Without the pictures, output the records below word for word.

Stored data entries:
◆ ◆ ◆ ◆ ◆ ◆ ◆

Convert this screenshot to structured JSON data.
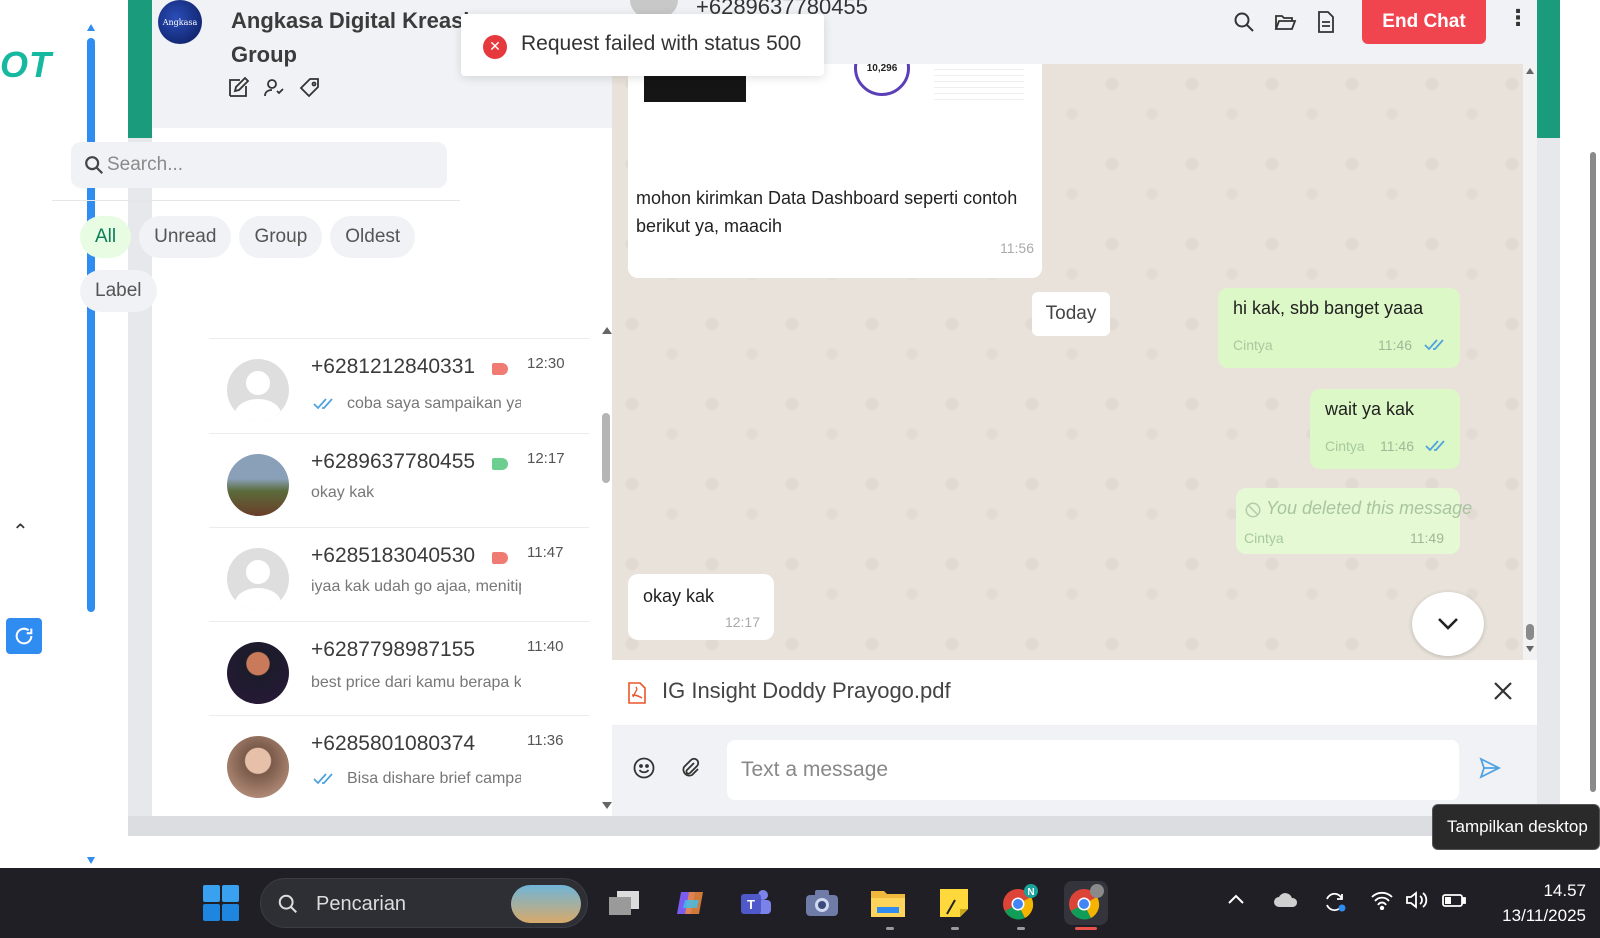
{
  "toast": {
    "message": "Request failed with status 500"
  },
  "sidebar": {
    "group_avatar_text": "Angkasa",
    "group_name": "Angkasa Digital Kreasi Group",
    "search_placeholder": "Search...",
    "filters": [
      {
        "label": "All",
        "active": true
      },
      {
        "label": "Unread",
        "active": false
      },
      {
        "label": "Group",
        "active": false
      },
      {
        "label": "Oldest",
        "active": false
      },
      {
        "label": "Label",
        "active": false
      }
    ],
    "chats": [
      {
        "phone": "+6281212840331",
        "time": "12:30",
        "preview": "coba saya sampaikan ya",
        "double_tick": true,
        "tag_color": "#f07b72",
        "avatar": "default"
      },
      {
        "phone": "+6289637780455",
        "time": "12:17",
        "preview": "okay kak",
        "double_tick": false,
        "tag_color": "#6dcf8f",
        "avatar": "photo-outdoor"
      },
      {
        "phone": "+6285183040530",
        "time": "11:47",
        "preview": "iyaa kak udah go ajaa, menitip",
        "double_tick": false,
        "tag_color": "#f07b72",
        "avatar": "default"
      },
      {
        "phone": "+6287798987155",
        "time": "11:40",
        "preview": "best price dari kamu berapa ka",
        "double_tick": false,
        "tag_color": "",
        "avatar": "photo-dark"
      },
      {
        "phone": "+6285801080374",
        "time": "11:36",
        "preview": "Bisa dishare brief campaign",
        "double_tick": true,
        "tag_color": "",
        "avatar": "photo-woman"
      }
    ]
  },
  "chat": {
    "contact_phone": "+6289637780455",
    "end_chat_label": "End Chat",
    "image_message": {
      "thumb_number": "10,296",
      "text": "mohon kirimkan Data Dashboard seperti contoh berikut ya, maacih",
      "time": "11:56"
    },
    "date_separator": "Today",
    "outgoing": [
      {
        "text": "hi kak, sbb banget yaaa",
        "sender": "Cintya",
        "time": "11:46",
        "deleted": false
      },
      {
        "text": "wait ya kak",
        "sender": "Cintya",
        "time": "11:46",
        "deleted": false
      },
      {
        "text": "You deleted this message",
        "sender": "Cintya",
        "time": "11:49",
        "deleted": true
      }
    ],
    "incoming_last": {
      "text": "okay kak",
      "time": "12:17"
    },
    "attachment": {
      "filename": "IG Insight Doddy Prayogo.pdf"
    },
    "composer_placeholder": "Text a message"
  },
  "tooltip": {
    "text": "Tampilkan desktop"
  },
  "taskbar": {
    "search_label": "Pencarian",
    "time": "14.57",
    "date": "13/11/2025",
    "chrome_profile_badge": "N"
  },
  "colors": {
    "accent_green": "#1a9b7c",
    "end_chat_red": "#f0444f",
    "outgoing_bubble": "#dcf8c6",
    "error_red": "#e5393d",
    "tick_blue": "#4fa3e0"
  }
}
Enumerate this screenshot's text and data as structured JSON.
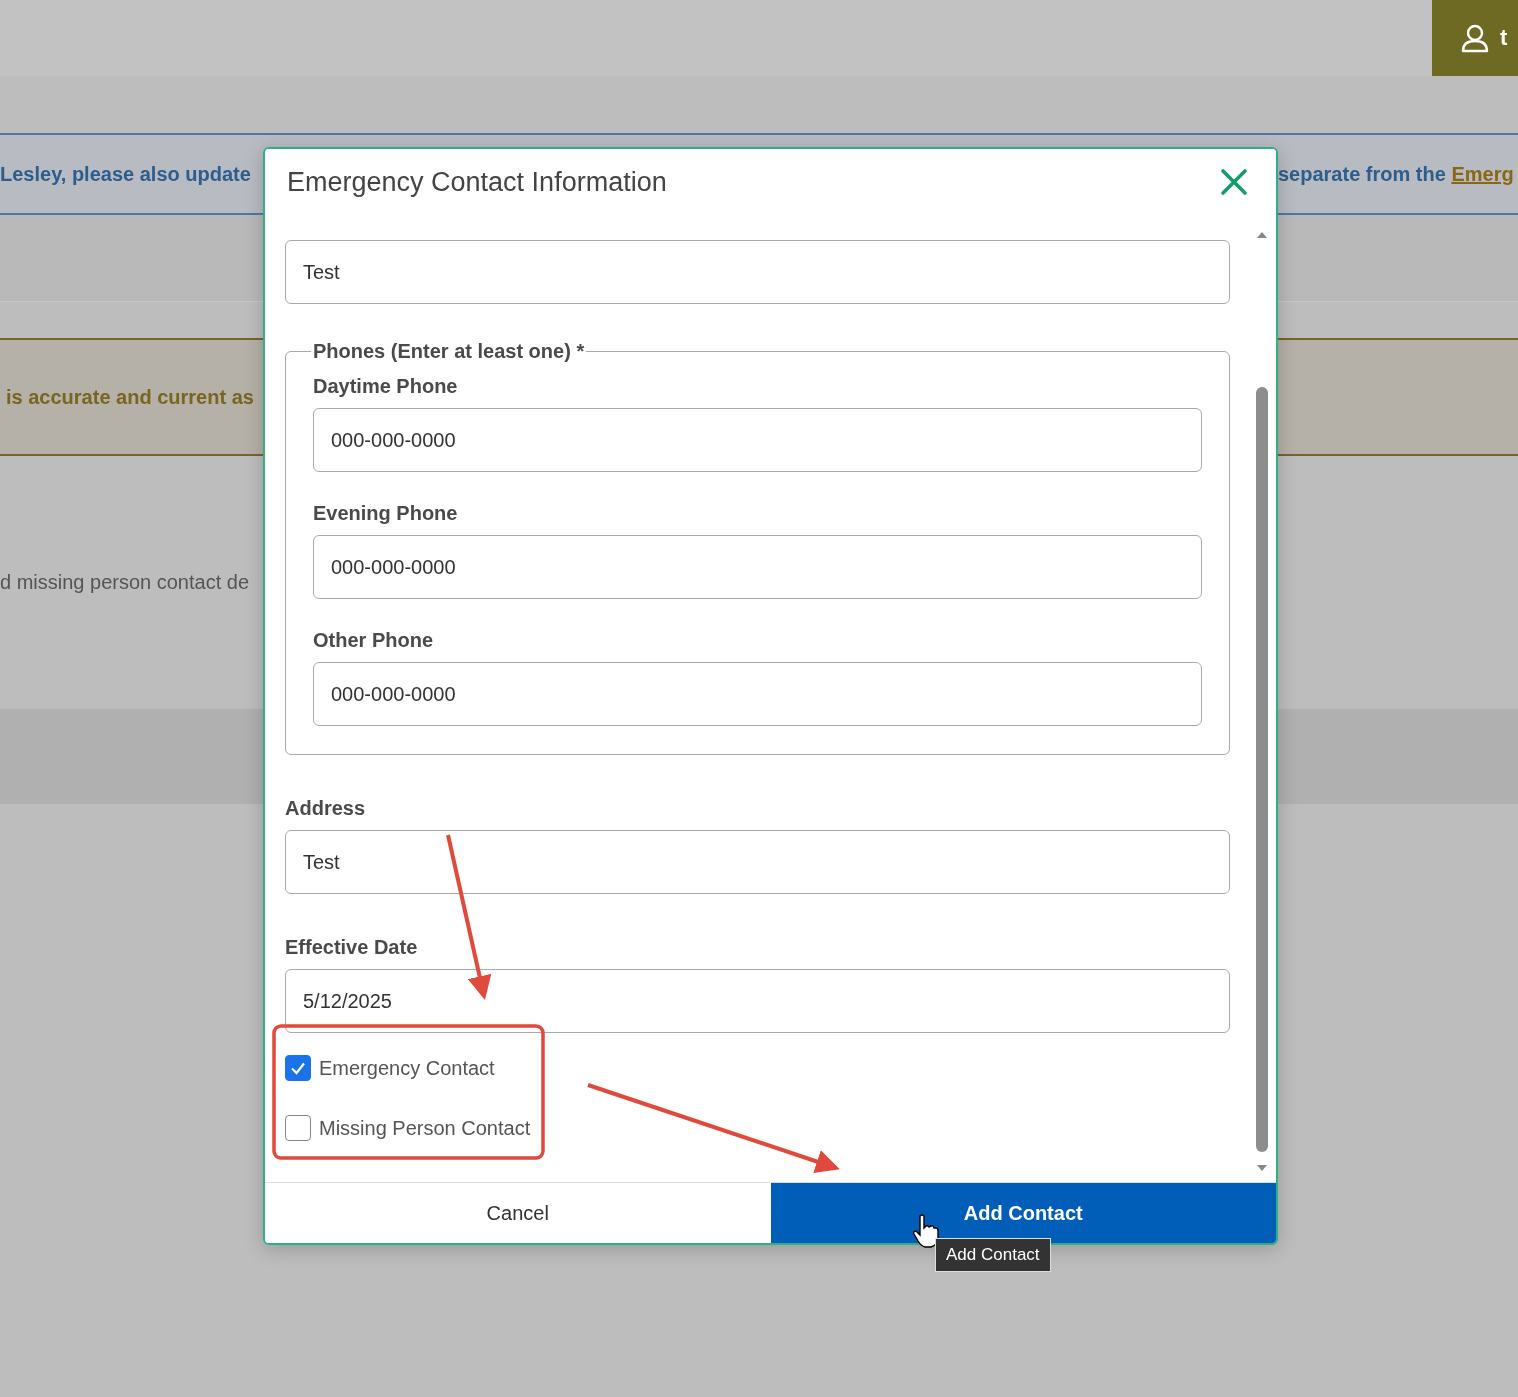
{
  "header": {
    "user_text": "t"
  },
  "notice": {
    "left_text": "Lesley, please also update",
    "right_text": "separate from the ",
    "right_link": "Emerg"
  },
  "alert": {
    "text": "is accurate and current as"
  },
  "intro": {
    "text": "d missing person contact de"
  },
  "dialog": {
    "title": "Emergency Contact Information",
    "fields": [
      {
        "value": "Test"
      }
    ],
    "phones": {
      "legend": "Phones (Enter at least one) *",
      "fields": [
        {
          "label": "Daytime Phone",
          "value": "000-000-0000"
        },
        {
          "label": "Evening Phone",
          "value": "000-000-0000"
        },
        {
          "label": "Other Phone",
          "value": "000-000-0000"
        }
      ]
    },
    "fields_after": [
      {
        "label": "Address",
        "value": "Test"
      },
      {
        "label": "Effective Date",
        "value": "5/12/2025"
      }
    ],
    "checkboxes": [
      {
        "label": "Emergency Contact",
        "checked": true
      },
      {
        "label": "Missing Person Contact",
        "checked": false
      }
    ],
    "buttons": [
      {
        "label": "Cancel",
        "kind": "secondary"
      },
      {
        "label": "Add Contact",
        "kind": "primary"
      }
    ]
  },
  "tooltip": {
    "text": "Add Contact"
  }
}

◆ ◆ ◆ ◆ ◆ ◆ ◆

** Exercise solution **
Convert this screenshot to structured JSON data.
{
  "toast": {
    "message": "Request failed with status 500"
  },
  "sidebar": {
    "group_avatar_text": "Angkasa",
    "group_name": "Angkasa Digital Kreasi Group",
    "search_placeholder": "Search...",
    "filters": [
      {
        "label": "All",
        "active": true
      },
      {
        "label": "Unread",
        "active": false
      },
      {
        "label": "Group",
        "active": false
      },
      {
        "label": "Oldest",
        "active": false
      },
      {
        "label": "Label",
        "active": false
      }
    ],
    "chats": [
      {
        "phone": "+6281212840331",
        "time": "12:30",
        "preview": "coba saya sampaikan ya",
        "double_tick": true,
        "tag_color": "#f07b72",
        "avatar": "default"
      },
      {
        "phone": "+6289637780455",
        "time": "12:17",
        "preview": "okay kak",
        "double_tick": false,
        "tag_color": "#6dcf8f",
        "avatar": "photo-outdoor"
      },
      {
        "phone": "+6285183040530",
        "time": "11:47",
        "preview": "iyaa kak udah go ajaa, menitip",
        "double_tick": false,
        "tag_color": "#f07b72",
        "avatar": "default"
      },
      {
        "phone": "+6287798987155",
        "time": "11:40",
        "preview": "best price dari kamu berapa ka",
        "double_tick": false,
        "tag_color": "",
        "avatar": "photo-dark"
      },
      {
        "phone": "+6285801080374",
        "time": "11:36",
        "preview": "Bisa dishare brief campaign",
        "double_tick": true,
        "tag_color": "",
        "avatar": "photo-woman"
      }
    ]
  },
  "chat": {
    "contact_phone": "+6289637780455",
    "end_chat_label": "End Chat",
    "image_message": {
      "thumb_number": "10,296",
      "text": "mohon kirimkan Data Dashboard seperti contoh berikut ya, maacih",
      "time": "11:56"
    },
    "date_separator": "Today",
    "outgoing": [
      {
        "text": "hi kak, sbb banget yaaa",
        "sender": "Cintya",
        "time": "11:46",
        "deleted": false
      },
      {
        "text": "wait ya kak",
        "sender": "Cintya",
        "time": "11:46",
        "deleted": false
      },
      {
        "text": "You deleted this message",
        "sender": "Cintya",
        "time": "11:49",
        "deleted": true
      }
    ],
    "incoming_last": {
      "text": "okay kak",
      "time": "12:17"
    },
    "attachment": {
      "filename": "IG Insight Doddy Prayogo.pdf"
    },
    "composer_placeholder": "Text a message"
  },
  "tooltip": {
    "text": "Tampilkan desktop"
  },
  "taskbar": {
    "search_label": "Pencarian",
    "time": "14.57",
    "date": "13/11/2025",
    "chrome_profile_badge": "N"
  },
  "colors": {
    "accent_green": "#1a9b7c",
    "end_chat_red": "#f0444f",
    "outgoing_bubble": "#dcf8c6",
    "error_red": "#e5393d",
    "tick_blue": "#4fa3e0"
  }
}
Enumerate this screenshot's text and data as structured JSON.
{
  "header": {
    "user_text": "t"
  },
  "notice": {
    "left_text": "Lesley, please also update",
    "right_text": "separate from the ",
    "right_link": "Emerg"
  },
  "alert": {
    "text": "is accurate and current as"
  },
  "intro": {
    "text": "d missing person contact de"
  },
  "dialog": {
    "title": "Emergency Contact Information",
    "fields": [
      {
        "value": "Test"
      }
    ],
    "phones": {
      "legend": "Phones (Enter at least one) *",
      "fields": [
        {
          "label": "Daytime Phone",
          "value": "000-000-0000"
        },
        {
          "label": "Evening Phone",
          "value": "000-000-0000"
        },
        {
          "label": "Other Phone",
          "value": "000-000-0000"
        }
      ]
    },
    "fields_after": [
      {
        "label": "Address",
        "value": "Test"
      },
      {
        "label": "Effective Date",
        "value": "5/12/2025"
      }
    ],
    "checkboxes": [
      {
        "label": "Emergency Contact",
        "checked": true
      },
      {
        "label": "Missing Person Contact",
        "checked": false
      }
    ],
    "buttons": [
      {
        "label": "Cancel",
        "kind": "secondary"
      },
      {
        "label": "Add Contact",
        "kind": "primary"
      }
    ]
  },
  "tooltip": {
    "text": "Add Contact"
  }
}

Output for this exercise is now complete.